- Task to carry out -
Write out each record again exactly as it stands.

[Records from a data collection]
BEGIN

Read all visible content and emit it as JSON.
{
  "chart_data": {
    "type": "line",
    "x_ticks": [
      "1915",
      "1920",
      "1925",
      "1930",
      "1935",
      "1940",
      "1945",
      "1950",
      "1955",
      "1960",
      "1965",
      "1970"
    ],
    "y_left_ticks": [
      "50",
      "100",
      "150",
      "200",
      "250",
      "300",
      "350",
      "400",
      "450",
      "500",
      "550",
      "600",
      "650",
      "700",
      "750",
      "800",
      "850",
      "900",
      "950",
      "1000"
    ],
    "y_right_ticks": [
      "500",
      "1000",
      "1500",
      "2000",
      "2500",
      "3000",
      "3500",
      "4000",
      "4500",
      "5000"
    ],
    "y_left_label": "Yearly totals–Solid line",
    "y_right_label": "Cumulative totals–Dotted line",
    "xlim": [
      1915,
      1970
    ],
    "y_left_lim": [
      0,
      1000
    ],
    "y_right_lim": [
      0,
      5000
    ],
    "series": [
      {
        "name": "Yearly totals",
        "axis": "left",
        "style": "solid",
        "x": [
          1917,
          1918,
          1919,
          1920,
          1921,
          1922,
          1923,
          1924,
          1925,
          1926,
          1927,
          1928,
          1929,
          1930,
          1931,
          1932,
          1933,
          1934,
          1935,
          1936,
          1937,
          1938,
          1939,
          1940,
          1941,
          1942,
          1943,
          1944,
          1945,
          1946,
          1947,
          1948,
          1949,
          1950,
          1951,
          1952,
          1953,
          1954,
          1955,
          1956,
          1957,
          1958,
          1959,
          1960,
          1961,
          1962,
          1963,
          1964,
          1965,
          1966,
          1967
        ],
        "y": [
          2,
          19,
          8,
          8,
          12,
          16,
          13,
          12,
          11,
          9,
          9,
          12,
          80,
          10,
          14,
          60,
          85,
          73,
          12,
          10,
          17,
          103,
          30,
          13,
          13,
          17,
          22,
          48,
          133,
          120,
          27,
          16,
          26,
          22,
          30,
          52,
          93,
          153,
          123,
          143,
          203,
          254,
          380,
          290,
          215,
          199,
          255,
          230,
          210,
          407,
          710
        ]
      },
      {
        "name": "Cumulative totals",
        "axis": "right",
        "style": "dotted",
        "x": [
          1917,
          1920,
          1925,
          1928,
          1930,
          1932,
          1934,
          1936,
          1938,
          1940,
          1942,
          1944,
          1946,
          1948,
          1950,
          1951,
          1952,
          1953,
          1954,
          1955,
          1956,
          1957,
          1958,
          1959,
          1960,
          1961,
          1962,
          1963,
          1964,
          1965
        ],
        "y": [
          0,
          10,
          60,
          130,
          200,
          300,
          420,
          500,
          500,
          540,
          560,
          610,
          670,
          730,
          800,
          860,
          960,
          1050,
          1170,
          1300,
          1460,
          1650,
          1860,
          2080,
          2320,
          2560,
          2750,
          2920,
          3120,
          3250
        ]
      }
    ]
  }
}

END

- Finished exercise -
Read all visible content and emit it as JSON.
{
  "chart_data": {
    "type": "line",
    "x_ticks": [
      "1915",
      "1920",
      "1925",
      "1930",
      "1935",
      "1940",
      "1945",
      "1950",
      "1955",
      "1960",
      "1965",
      "1970"
    ],
    "y_left_ticks": [
      "50",
      "100",
      "150",
      "200",
      "250",
      "300",
      "350",
      "400",
      "450",
      "500",
      "550",
      "600",
      "650",
      "700",
      "750",
      "800",
      "850",
      "900",
      "950",
      "1000"
    ],
    "y_right_ticks": [
      "500",
      "1000",
      "1500",
      "2000",
      "2500",
      "3000",
      "3500",
      "4000",
      "4500",
      "5000"
    ],
    "y_left_label": "Yearly totals–Solid line",
    "y_right_label": "Cumulative totals–Dotted line",
    "xlim": [
      1915,
      1970
    ],
    "y_left_lim": [
      0,
      1000
    ],
    "y_right_lim": [
      0,
      5000
    ],
    "series": [
      {
        "name": "Yearly totals",
        "axis": "left",
        "style": "solid",
        "x": [
          1917,
          1918,
          1919,
          1920,
          1921,
          1922,
          1923,
          1924,
          1925,
          1926,
          1927,
          1928,
          1929,
          1930,
          1931,
          1932,
          1933,
          1934,
          1935,
          1936,
          1937,
          1938,
          1939,
          1940,
          1941,
          1942,
          1943,
          1944,
          1945,
          1946,
          1947,
          1948,
          1949,
          1950,
          1951,
          1952,
          1953,
          1954,
          1955,
          1956,
          1957,
          1958,
          1959,
          1960,
          1961,
          1962,
          1963,
          1964,
          1965,
          1966,
          1967
        ],
        "y": [
          2,
          19,
          8,
          8,
          12,
          16,
          13,
          12,
          11,
          9,
          9,
          12,
          80,
          10,
          14,
          60,
          85,
          73,
          12,
          10,
          17,
          103,
          30,
          13,
          13,
          17,
          22,
          48,
          133,
          120,
          27,
          16,
          26,
          22,
          30,
          52,
          93,
          153,
          123,
          143,
          203,
          254,
          380,
          290,
          215,
          199,
          255,
          230,
          210,
          407,
          710
        ]
      },
      {
        "name": "Cumulative totals",
        "axis": "right",
        "style": "dotted",
        "x": [
          1917,
          1920,
          1925,
          1928,
          1930,
          1932,
          1934,
          1936,
          1938,
          1940,
          1942,
          1944,
          1946,
          1948,
          1950,
          1951,
          1952,
          1953,
          1954,
          1955,
          1956,
          1957,
          1958,
          1959,
          1960,
          1961,
          1962,
          1963,
          1964,
          1965
        ],
        "y": [
          0,
          10,
          60,
          130,
          200,
          300,
          420,
          500,
          500,
          540,
          560,
          610,
          670,
          730,
          800,
          860,
          960,
          1050,
          1170,
          1300,
          1460,
          1650,
          1860,
          2080,
          2320,
          2560,
          2750,
          2920,
          3120,
          3250
        ]
      }
    ]
  }
}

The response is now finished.